## Work to do
Please give the entries again in full and exactly, without any picture.
* begin *
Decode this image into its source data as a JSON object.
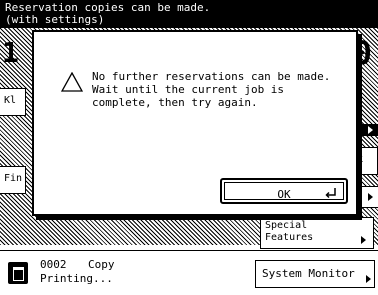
{
  "top_message": "Reservation copies can be made.\n(with settings)",
  "background": {
    "copy_count_left": "1",
    "copy_count_right": "0",
    "left_button_1_label": "Kl",
    "left_button_2_label": "Fin",
    "right_button_1_label": "k",
    "special_features_label": "Special\nFeatures"
  },
  "dialog": {
    "icon": "warning-triangle-icon",
    "message": "No further reservations can be made. Wait until the current job is complete, then try again.",
    "ok_label": "OK",
    "ok_icon": "enter-return-icon"
  },
  "status_bar": {
    "job_id": "0002",
    "job_type": "Copy",
    "job_status": "Printing...",
    "system_monitor_label": "System Monitor"
  }
}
* end *
## Completed exercise
Decode this image into its source data as a JSON object.
{
  "top_message": "Reservation copies can be made.\n(with settings)",
  "background": {
    "copy_count_left": "1",
    "copy_count_right": "0",
    "left_button_1_label": "Kl",
    "left_button_2_label": "Fin",
    "right_button_1_label": "k",
    "special_features_label": "Special\nFeatures"
  },
  "dialog": {
    "icon": "warning-triangle-icon",
    "message": "No further reservations can be made. Wait until the current job is complete, then try again.",
    "ok_label": "OK",
    "ok_icon": "enter-return-icon"
  },
  "status_bar": {
    "job_id": "0002",
    "job_type": "Copy",
    "job_status": "Printing...",
    "system_monitor_label": "System Monitor"
  }
}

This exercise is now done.